--- MATERIAL FOR THIS TASK ---
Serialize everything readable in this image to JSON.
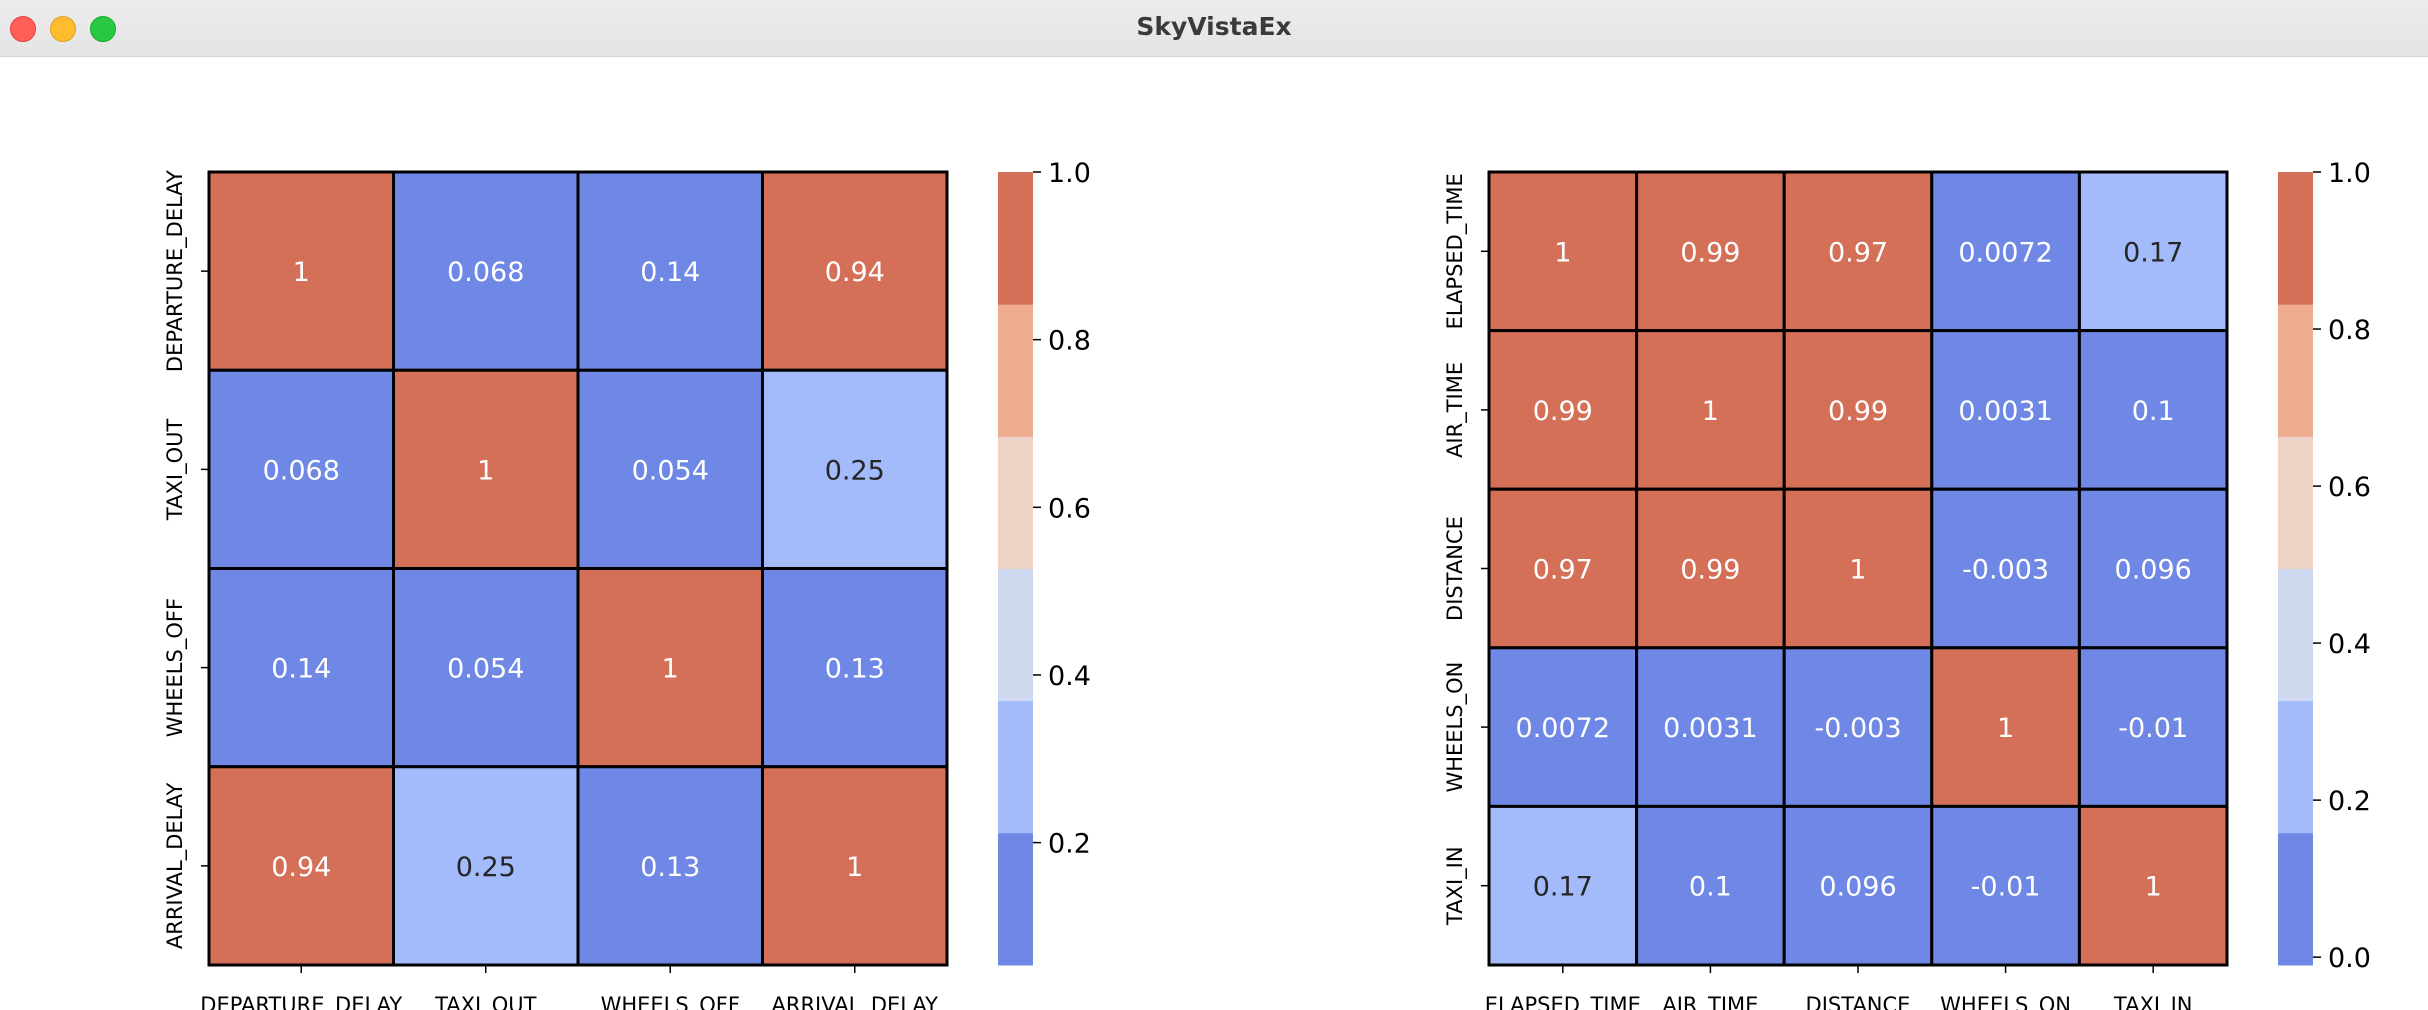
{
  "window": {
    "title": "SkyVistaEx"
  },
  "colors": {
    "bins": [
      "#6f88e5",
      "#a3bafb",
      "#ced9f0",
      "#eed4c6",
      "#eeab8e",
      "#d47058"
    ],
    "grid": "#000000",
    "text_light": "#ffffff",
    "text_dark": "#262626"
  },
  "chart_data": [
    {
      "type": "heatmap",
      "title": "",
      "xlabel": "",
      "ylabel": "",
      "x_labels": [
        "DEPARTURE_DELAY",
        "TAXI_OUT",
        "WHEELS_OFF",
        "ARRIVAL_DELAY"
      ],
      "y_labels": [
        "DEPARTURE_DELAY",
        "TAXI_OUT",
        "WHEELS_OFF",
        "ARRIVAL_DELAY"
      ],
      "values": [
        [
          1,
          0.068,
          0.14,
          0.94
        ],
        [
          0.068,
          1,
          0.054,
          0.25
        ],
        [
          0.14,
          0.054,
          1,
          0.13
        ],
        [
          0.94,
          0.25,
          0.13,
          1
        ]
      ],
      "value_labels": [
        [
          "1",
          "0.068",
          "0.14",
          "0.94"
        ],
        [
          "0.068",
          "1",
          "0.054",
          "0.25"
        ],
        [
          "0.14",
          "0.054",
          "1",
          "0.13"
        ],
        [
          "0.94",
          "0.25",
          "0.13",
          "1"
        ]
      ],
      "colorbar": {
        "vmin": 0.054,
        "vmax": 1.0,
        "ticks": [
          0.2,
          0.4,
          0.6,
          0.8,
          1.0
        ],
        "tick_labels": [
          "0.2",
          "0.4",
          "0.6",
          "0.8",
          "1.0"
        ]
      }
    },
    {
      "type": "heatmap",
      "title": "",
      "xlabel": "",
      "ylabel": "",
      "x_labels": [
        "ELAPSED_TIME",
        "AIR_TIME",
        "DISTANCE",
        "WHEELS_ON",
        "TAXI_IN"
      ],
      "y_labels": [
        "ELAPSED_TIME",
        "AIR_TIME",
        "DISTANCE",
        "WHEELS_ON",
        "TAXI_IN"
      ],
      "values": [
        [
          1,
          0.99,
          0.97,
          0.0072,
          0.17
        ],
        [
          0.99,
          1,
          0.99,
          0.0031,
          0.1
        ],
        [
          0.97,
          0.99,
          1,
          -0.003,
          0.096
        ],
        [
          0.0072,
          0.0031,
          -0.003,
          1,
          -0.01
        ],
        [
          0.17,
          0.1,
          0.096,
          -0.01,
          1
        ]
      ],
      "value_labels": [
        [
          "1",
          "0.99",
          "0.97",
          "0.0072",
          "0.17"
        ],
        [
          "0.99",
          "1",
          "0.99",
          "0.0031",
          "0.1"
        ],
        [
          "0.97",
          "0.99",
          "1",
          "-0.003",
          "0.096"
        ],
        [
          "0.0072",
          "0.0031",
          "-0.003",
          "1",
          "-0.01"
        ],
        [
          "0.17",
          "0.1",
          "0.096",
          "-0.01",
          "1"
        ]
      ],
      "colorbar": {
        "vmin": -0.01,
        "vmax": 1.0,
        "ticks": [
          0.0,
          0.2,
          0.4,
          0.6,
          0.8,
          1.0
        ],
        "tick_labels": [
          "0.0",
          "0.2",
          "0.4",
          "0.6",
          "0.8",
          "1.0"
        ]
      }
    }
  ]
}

--- TASK TO CARRY OUT ---
Without including the pictures, return each record above exactly as it stands.

--- TASK RESPONSE ---
Serialize everything readable in this image to JSON.
{
  "window": {
    "title": "SkyVistaEx"
  },
  "colors": {
    "bins": [
      "#6f88e5",
      "#a3bafb",
      "#ced9f0",
      "#eed4c6",
      "#eeab8e",
      "#d47058"
    ],
    "grid": "#000000",
    "text_light": "#ffffff",
    "text_dark": "#262626"
  },
  "chart_data": [
    {
      "type": "heatmap",
      "title": "",
      "xlabel": "",
      "ylabel": "",
      "x_labels": [
        "DEPARTURE_DELAY",
        "TAXI_OUT",
        "WHEELS_OFF",
        "ARRIVAL_DELAY"
      ],
      "y_labels": [
        "DEPARTURE_DELAY",
        "TAXI_OUT",
        "WHEELS_OFF",
        "ARRIVAL_DELAY"
      ],
      "values": [
        [
          1,
          0.068,
          0.14,
          0.94
        ],
        [
          0.068,
          1,
          0.054,
          0.25
        ],
        [
          0.14,
          0.054,
          1,
          0.13
        ],
        [
          0.94,
          0.25,
          0.13,
          1
        ]
      ],
      "value_labels": [
        [
          "1",
          "0.068",
          "0.14",
          "0.94"
        ],
        [
          "0.068",
          "1",
          "0.054",
          "0.25"
        ],
        [
          "0.14",
          "0.054",
          "1",
          "0.13"
        ],
        [
          "0.94",
          "0.25",
          "0.13",
          "1"
        ]
      ],
      "colorbar": {
        "vmin": 0.054,
        "vmax": 1.0,
        "ticks": [
          0.2,
          0.4,
          0.6,
          0.8,
          1.0
        ],
        "tick_labels": [
          "0.2",
          "0.4",
          "0.6",
          "0.8",
          "1.0"
        ]
      }
    },
    {
      "type": "heatmap",
      "title": "",
      "xlabel": "",
      "ylabel": "",
      "x_labels": [
        "ELAPSED_TIME",
        "AIR_TIME",
        "DISTANCE",
        "WHEELS_ON",
        "TAXI_IN"
      ],
      "y_labels": [
        "ELAPSED_TIME",
        "AIR_TIME",
        "DISTANCE",
        "WHEELS_ON",
        "TAXI_IN"
      ],
      "values": [
        [
          1,
          0.99,
          0.97,
          0.0072,
          0.17
        ],
        [
          0.99,
          1,
          0.99,
          0.0031,
          0.1
        ],
        [
          0.97,
          0.99,
          1,
          -0.003,
          0.096
        ],
        [
          0.0072,
          0.0031,
          -0.003,
          1,
          -0.01
        ],
        [
          0.17,
          0.1,
          0.096,
          -0.01,
          1
        ]
      ],
      "value_labels": [
        [
          "1",
          "0.99",
          "0.97",
          "0.0072",
          "0.17"
        ],
        [
          "0.99",
          "1",
          "0.99",
          "0.0031",
          "0.1"
        ],
        [
          "0.97",
          "0.99",
          "1",
          "-0.003",
          "0.096"
        ],
        [
          "0.0072",
          "0.0031",
          "-0.003",
          "1",
          "-0.01"
        ],
        [
          "0.17",
          "0.1",
          "0.096",
          "-0.01",
          "1"
        ]
      ],
      "colorbar": {
        "vmin": -0.01,
        "vmax": 1.0,
        "ticks": [
          0.0,
          0.2,
          0.4,
          0.6,
          0.8,
          1.0
        ],
        "tick_labels": [
          "0.0",
          "0.2",
          "0.4",
          "0.6",
          "0.8",
          "1.0"
        ]
      }
    }
  ]
}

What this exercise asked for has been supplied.